** START OF Material provided **

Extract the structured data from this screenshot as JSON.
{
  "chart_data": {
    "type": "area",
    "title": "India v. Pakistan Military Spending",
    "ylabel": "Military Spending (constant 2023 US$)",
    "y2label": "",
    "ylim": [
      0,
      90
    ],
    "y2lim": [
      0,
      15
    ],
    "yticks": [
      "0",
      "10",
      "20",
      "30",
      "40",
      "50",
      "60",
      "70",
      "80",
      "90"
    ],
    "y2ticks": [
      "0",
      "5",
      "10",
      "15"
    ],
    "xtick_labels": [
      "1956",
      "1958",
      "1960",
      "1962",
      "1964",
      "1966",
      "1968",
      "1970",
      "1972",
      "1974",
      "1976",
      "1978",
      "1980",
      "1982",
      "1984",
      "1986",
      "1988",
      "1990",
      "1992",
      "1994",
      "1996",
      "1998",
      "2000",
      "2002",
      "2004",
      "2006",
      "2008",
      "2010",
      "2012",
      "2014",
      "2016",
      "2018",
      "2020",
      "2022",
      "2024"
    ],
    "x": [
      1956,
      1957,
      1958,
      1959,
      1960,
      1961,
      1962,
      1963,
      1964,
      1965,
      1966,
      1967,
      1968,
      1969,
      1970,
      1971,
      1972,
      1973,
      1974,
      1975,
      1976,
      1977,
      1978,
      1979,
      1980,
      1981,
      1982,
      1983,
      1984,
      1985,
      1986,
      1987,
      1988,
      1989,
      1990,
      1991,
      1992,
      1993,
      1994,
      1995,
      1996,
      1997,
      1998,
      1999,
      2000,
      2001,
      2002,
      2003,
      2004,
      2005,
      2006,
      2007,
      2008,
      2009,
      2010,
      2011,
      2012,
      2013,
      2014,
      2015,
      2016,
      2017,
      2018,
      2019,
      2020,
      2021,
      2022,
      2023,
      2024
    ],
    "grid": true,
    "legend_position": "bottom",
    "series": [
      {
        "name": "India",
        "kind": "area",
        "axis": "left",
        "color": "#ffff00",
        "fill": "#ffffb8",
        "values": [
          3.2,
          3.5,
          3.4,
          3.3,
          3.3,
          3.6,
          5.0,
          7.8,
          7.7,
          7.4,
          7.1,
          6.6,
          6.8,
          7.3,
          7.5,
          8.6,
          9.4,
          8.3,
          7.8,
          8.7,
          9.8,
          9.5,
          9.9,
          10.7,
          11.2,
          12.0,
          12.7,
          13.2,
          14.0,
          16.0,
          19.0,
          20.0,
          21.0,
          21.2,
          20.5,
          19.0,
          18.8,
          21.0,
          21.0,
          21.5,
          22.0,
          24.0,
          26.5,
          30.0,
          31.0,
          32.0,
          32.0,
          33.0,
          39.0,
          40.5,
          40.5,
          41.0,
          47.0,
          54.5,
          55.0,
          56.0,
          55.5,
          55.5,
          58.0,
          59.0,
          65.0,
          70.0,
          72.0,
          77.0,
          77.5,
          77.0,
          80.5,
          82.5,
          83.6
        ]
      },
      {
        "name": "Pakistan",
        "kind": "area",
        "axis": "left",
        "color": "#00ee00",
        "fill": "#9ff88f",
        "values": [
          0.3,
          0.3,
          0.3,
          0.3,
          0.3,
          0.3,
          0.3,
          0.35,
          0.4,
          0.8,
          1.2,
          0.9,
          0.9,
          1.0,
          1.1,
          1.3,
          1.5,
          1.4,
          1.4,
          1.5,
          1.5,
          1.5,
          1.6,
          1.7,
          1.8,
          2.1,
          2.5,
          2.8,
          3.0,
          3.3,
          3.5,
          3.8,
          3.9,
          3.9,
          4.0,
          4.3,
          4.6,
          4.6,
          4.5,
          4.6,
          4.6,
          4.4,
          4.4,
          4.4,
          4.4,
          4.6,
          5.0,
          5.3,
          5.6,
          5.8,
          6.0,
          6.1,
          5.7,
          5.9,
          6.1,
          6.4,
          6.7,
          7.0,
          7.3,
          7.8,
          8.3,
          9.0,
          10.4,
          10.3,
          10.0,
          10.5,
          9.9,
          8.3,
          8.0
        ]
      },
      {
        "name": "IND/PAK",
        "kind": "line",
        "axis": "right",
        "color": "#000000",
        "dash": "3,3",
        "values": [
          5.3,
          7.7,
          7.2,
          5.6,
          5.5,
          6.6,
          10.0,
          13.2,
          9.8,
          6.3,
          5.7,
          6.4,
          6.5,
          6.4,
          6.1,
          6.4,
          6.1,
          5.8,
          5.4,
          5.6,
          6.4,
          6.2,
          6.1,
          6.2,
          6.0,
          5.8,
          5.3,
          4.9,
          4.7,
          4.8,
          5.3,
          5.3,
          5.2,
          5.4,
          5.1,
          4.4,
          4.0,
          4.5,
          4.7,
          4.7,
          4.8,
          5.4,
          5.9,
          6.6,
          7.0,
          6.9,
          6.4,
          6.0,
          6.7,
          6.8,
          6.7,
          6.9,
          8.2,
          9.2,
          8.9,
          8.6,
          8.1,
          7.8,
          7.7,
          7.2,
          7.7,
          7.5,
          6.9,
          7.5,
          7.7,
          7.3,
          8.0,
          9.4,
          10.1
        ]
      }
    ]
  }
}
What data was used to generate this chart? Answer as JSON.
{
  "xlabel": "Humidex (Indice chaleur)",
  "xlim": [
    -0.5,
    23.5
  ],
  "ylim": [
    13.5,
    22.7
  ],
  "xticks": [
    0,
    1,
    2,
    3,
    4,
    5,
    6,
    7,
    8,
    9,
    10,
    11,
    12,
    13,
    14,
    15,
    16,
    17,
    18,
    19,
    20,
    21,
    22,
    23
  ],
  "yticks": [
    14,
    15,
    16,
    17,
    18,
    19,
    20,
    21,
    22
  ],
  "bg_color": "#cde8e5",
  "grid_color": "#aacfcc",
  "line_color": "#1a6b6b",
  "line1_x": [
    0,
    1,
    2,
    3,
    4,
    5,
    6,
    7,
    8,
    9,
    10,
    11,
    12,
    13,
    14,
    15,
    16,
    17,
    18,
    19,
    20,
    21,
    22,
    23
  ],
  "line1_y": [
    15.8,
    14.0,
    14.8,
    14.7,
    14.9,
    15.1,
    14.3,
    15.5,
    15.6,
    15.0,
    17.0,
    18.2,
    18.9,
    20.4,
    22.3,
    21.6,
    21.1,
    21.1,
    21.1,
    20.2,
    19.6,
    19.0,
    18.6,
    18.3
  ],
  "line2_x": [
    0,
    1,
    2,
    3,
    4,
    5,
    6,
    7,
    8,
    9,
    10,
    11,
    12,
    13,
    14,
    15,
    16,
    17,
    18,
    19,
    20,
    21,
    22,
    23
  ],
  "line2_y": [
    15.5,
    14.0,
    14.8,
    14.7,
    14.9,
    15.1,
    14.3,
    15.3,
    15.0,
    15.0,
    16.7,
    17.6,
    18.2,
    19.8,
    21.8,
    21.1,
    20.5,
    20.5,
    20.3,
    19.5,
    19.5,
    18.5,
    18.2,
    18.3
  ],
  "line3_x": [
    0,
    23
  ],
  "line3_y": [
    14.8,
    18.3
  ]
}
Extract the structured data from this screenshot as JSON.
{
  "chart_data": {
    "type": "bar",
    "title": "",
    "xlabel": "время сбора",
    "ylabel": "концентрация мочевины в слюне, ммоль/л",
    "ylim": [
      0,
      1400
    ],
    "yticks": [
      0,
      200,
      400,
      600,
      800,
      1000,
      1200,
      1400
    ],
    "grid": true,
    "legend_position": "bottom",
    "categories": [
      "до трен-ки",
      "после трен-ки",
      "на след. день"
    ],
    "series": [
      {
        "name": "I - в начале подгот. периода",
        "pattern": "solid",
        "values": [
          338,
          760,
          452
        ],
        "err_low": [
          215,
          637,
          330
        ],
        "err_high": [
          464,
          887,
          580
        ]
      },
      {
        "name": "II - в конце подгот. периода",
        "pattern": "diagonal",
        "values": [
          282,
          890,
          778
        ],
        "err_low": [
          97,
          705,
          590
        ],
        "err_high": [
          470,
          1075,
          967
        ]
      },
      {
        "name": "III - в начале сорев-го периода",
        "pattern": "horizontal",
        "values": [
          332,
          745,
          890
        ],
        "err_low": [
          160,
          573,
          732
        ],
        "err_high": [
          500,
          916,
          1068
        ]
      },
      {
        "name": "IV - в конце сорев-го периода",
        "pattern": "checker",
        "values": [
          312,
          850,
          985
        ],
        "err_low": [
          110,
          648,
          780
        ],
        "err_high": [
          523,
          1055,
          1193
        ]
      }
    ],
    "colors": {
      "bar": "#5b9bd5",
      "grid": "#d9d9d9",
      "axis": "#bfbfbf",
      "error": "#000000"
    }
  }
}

** END OF Material provided **

Search the entries for the word "ylabel", then gather every line that has it.

| Reply |
    "ylabel": "Military Spending (constant 2023 US$)",
    "ylabel": "концентрация мочевины в слюне, ммоль/л",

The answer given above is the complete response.